-- begin --
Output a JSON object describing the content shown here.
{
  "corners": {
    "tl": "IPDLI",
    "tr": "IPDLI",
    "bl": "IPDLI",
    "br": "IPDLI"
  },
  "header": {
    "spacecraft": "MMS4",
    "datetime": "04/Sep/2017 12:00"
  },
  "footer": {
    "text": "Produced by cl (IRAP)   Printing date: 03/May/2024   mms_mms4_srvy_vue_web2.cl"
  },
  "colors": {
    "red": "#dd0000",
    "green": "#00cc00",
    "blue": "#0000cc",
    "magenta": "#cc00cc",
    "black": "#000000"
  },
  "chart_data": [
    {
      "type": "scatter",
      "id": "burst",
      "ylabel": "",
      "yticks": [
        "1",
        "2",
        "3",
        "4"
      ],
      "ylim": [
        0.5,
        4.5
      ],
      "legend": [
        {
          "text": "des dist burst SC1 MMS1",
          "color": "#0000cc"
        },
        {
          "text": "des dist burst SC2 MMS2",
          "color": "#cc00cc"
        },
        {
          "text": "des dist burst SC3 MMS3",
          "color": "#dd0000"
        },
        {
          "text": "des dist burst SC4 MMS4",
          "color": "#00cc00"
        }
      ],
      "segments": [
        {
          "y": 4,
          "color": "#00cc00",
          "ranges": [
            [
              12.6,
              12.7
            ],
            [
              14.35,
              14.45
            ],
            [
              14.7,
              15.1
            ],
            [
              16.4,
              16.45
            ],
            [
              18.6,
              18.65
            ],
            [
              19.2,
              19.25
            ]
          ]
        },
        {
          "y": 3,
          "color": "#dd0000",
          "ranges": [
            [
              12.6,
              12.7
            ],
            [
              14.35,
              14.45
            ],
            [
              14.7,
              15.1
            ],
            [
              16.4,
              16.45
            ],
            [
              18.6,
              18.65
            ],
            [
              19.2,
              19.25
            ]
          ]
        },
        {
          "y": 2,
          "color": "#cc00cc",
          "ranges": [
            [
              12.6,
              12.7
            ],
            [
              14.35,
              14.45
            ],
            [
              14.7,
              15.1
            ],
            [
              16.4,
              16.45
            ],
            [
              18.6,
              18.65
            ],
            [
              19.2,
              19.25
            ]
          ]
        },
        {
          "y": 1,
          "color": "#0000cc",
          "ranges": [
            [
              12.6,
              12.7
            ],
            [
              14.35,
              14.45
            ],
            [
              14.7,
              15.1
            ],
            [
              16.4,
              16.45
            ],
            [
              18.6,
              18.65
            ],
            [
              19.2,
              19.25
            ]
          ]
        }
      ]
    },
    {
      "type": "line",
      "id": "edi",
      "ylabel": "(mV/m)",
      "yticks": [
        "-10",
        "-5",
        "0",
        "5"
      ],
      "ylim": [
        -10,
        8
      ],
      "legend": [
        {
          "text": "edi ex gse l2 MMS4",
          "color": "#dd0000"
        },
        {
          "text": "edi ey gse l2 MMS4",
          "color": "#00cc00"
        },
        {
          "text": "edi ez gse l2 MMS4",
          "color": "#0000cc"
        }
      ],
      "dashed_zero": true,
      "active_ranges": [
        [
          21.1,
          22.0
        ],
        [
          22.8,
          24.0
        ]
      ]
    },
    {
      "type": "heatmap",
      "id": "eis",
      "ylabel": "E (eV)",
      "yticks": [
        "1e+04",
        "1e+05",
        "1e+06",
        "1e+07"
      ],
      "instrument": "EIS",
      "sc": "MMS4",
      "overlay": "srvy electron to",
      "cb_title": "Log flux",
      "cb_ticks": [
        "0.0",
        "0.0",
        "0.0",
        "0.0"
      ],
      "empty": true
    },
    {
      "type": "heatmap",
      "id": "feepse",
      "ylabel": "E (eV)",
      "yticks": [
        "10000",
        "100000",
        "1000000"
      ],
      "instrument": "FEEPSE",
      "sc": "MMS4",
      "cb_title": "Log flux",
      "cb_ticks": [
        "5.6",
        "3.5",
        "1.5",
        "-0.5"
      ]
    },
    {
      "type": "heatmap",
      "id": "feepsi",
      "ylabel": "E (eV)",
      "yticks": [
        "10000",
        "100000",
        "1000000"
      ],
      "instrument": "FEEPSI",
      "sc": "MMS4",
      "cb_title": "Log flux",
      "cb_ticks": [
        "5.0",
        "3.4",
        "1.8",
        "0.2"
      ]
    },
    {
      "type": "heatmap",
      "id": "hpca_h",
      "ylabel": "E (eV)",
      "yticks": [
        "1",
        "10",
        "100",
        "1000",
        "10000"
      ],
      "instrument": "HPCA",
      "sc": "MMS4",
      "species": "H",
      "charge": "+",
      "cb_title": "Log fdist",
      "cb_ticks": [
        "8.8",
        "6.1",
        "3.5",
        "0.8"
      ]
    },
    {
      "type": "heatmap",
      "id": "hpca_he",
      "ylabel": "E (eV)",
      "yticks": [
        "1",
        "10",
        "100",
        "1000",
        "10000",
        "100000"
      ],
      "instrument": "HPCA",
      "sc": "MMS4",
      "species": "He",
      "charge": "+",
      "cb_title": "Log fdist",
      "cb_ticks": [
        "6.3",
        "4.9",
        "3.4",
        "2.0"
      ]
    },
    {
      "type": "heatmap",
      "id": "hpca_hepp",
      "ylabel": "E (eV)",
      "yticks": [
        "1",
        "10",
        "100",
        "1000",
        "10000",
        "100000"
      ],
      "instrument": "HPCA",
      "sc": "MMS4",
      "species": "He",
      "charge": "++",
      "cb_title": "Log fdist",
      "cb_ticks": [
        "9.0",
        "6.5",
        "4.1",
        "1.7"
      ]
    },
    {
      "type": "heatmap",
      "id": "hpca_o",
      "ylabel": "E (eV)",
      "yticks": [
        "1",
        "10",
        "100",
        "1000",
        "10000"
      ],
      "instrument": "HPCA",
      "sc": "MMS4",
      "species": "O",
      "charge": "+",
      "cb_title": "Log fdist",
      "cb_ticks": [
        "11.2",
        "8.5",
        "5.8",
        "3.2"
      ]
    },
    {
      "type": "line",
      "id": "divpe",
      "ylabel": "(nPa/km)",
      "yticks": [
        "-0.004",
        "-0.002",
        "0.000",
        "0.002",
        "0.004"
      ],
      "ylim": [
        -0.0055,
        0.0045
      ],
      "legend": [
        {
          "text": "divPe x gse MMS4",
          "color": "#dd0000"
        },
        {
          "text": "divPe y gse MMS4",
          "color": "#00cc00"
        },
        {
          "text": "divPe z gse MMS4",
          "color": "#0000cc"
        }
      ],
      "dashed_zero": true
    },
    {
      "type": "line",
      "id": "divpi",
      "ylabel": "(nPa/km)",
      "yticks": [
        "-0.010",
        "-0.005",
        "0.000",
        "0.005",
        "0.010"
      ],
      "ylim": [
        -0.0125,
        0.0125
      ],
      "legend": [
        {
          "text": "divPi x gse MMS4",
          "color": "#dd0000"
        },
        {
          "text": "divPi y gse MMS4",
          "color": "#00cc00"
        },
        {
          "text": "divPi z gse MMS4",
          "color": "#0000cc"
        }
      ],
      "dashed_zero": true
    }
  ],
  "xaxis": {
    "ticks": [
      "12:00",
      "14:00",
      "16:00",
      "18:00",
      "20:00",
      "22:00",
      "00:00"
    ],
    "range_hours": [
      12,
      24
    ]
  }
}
-- end --
PROBLEM STATEMENT:
Send back every record, precisely as written.

IN RESPONSE:
Output a JSON object describing the content shown here.
{
  "corners": {
    "tl": "IPDLI",
    "tr": "IPDLI",
    "bl": "IPDLI",
    "br": "IPDLI"
  },
  "header": {
    "spacecraft": "MMS4",
    "datetime": "04/Sep/2017 12:00"
  },
  "footer": {
    "text": "Produced by cl (IRAP)   Printing date: 03/May/2024   mms_mms4_srvy_vue_web2.cl"
  },
  "colors": {
    "red": "#dd0000",
    "green": "#00cc00",
    "blue": "#0000cc",
    "magenta": "#cc00cc",
    "black": "#000000"
  },
  "chart_data": [
    {
      "type": "scatter",
      "id": "burst",
      "ylabel": "",
      "yticks": [
        "1",
        "2",
        "3",
        "4"
      ],
      "ylim": [
        0.5,
        4.5
      ],
      "legend": [
        {
          "text": "des dist burst SC1 MMS1",
          "color": "#0000cc"
        },
        {
          "text": "des dist burst SC2 MMS2",
          "color": "#cc00cc"
        },
        {
          "text": "des dist burst SC3 MMS3",
          "color": "#dd0000"
        },
        {
          "text": "des dist burst SC4 MMS4",
          "color": "#00cc00"
        }
      ],
      "segments": [
        {
          "y": 4,
          "color": "#00cc00",
          "ranges": [
            [
              12.6,
              12.7
            ],
            [
              14.35,
              14.45
            ],
            [
              14.7,
              15.1
            ],
            [
              16.4,
              16.45
            ],
            [
              18.6,
              18.65
            ],
            [
              19.2,
              19.25
            ]
          ]
        },
        {
          "y": 3,
          "color": "#dd0000",
          "ranges": [
            [
              12.6,
              12.7
            ],
            [
              14.35,
              14.45
            ],
            [
              14.7,
              15.1
            ],
            [
              16.4,
              16.45
            ],
            [
              18.6,
              18.65
            ],
            [
              19.2,
              19.25
            ]
          ]
        },
        {
          "y": 2,
          "color": "#cc00cc",
          "ranges": [
            [
              12.6,
              12.7
            ],
            [
              14.35,
              14.45
            ],
            [
              14.7,
              15.1
            ],
            [
              16.4,
              16.45
            ],
            [
              18.6,
              18.65
            ],
            [
              19.2,
              19.25
            ]
          ]
        },
        {
          "y": 1,
          "color": "#0000cc",
          "ranges": [
            [
              12.6,
              12.7
            ],
            [
              14.35,
              14.45
            ],
            [
              14.7,
              15.1
            ],
            [
              16.4,
              16.45
            ],
            [
              18.6,
              18.65
            ],
            [
              19.2,
              19.25
            ]
          ]
        }
      ]
    },
    {
      "type": "line",
      "id": "edi",
      "ylabel": "(mV/m)",
      "yticks": [
        "-10",
        "-5",
        "0",
        "5"
      ],
      "ylim": [
        -10,
        8
      ],
      "legend": [
        {
          "text": "edi ex gse l2 MMS4",
          "color": "#dd0000"
        },
        {
          "text": "edi ey gse l2 MMS4",
          "color": "#00cc00"
        },
        {
          "text": "edi ez gse l2 MMS4",
          "color": "#0000cc"
        }
      ],
      "dashed_zero": true,
      "active_ranges": [
        [
          21.1,
          22.0
        ],
        [
          22.8,
          24.0
        ]
      ]
    },
    {
      "type": "heatmap",
      "id": "eis",
      "ylabel": "E (eV)",
      "yticks": [
        "1e+04",
        "1e+05",
        "1e+06",
        "1e+07"
      ],
      "instrument": "EIS",
      "sc": "MMS4",
      "overlay": "srvy electron to",
      "cb_title": "Log flux",
      "cb_ticks": [
        "0.0",
        "0.0",
        "0.0",
        "0.0"
      ],
      "empty": true
    },
    {
      "type": "heatmap",
      "id": "feepse",
      "ylabel": "E (eV)",
      "yticks": [
        "10000",
        "100000",
        "1000000"
      ],
      "instrument": "FEEPSE",
      "sc": "MMS4",
      "cb_title": "Log flux",
      "cb_ticks": [
        "5.6",
        "3.5",
        "1.5",
        "-0.5"
      ]
    },
    {
      "type": "heatmap",
      "id": "feepsi",
      "ylabel": "E (eV)",
      "yticks": [
        "10000",
        "100000",
        "1000000"
      ],
      "instrument": "FEEPSI",
      "sc": "MMS4",
      "cb_title": "Log flux",
      "cb_ticks": [
        "5.0",
        "3.4",
        "1.8",
        "0.2"
      ]
    },
    {
      "type": "heatmap",
      "id": "hpca_h",
      "ylabel": "E (eV)",
      "yticks": [
        "1",
        "10",
        "100",
        "1000",
        "10000"
      ],
      "instrument": "HPCA",
      "sc": "MMS4",
      "species": "H",
      "charge": "+",
      "cb_title": "Log fdist",
      "cb_ticks": [
        "8.8",
        "6.1",
        "3.5",
        "0.8"
      ]
    },
    {
      "type": "heatmap",
      "id": "hpca_he",
      "ylabel": "E (eV)",
      "yticks": [
        "1",
        "10",
        "100",
        "1000",
        "10000",
        "100000"
      ],
      "instrument": "HPCA",
      "sc": "MMS4",
      "species": "He",
      "charge": "+",
      "cb_title": "Log fdist",
      "cb_ticks": [
        "6.3",
        "4.9",
        "3.4",
        "2.0"
      ]
    },
    {
      "type": "heatmap",
      "id": "hpca_hepp",
      "ylabel": "E (eV)",
      "yticks": [
        "1",
        "10",
        "100",
        "1000",
        "10000",
        "100000"
      ],
      "instrument": "HPCA",
      "sc": "MMS4",
      "species": "He",
      "charge": "++",
      "cb_title": "Log fdist",
      "cb_ticks": [
        "9.0",
        "6.5",
        "4.1",
        "1.7"
      ]
    },
    {
      "type": "heatmap",
      "id": "hpca_o",
      "ylabel": "E (eV)",
      "yticks": [
        "1",
        "10",
        "100",
        "1000",
        "10000"
      ],
      "instrument": "HPCA",
      "sc": "MMS4",
      "species": "O",
      "charge": "+",
      "cb_title": "Log fdist",
      "cb_ticks": [
        "11.2",
        "8.5",
        "5.8",
        "3.2"
      ]
    },
    {
      "type": "line",
      "id": "divpe",
      "ylabel": "(nPa/km)",
      "yticks": [
        "-0.004",
        "-0.002",
        "0.000",
        "0.002",
        "0.004"
      ],
      "ylim": [
        -0.0055,
        0.0045
      ],
      "legend": [
        {
          "text": "divPe x gse MMS4",
          "color": "#dd0000"
        },
        {
          "text": "divPe y gse MMS4",
          "color": "#00cc00"
        },
        {
          "text": "divPe z gse MMS4",
          "color": "#0000cc"
        }
      ],
      "dashed_zero": true
    },
    {
      "type": "line",
      "id": "divpi",
      "ylabel": "(nPa/km)",
      "yticks": [
        "-0.010",
        "-0.005",
        "0.000",
        "0.005",
        "0.010"
      ],
      "ylim": [
        -0.0125,
        0.0125
      ],
      "legend": [
        {
          "text": "divPi x gse MMS4",
          "color": "#dd0000"
        },
        {
          "text": "divPi y gse MMS4",
          "color": "#00cc00"
        },
        {
          "text": "divPi z gse MMS4",
          "color": "#0000cc"
        }
      ],
      "dashed_zero": true
    }
  ],
  "xaxis": {
    "ticks": [
      "12:00",
      "14:00",
      "16:00",
      "18:00",
      "20:00",
      "22:00",
      "00:00"
    ],
    "range_hours": [
      12,
      24
    ]
  }
}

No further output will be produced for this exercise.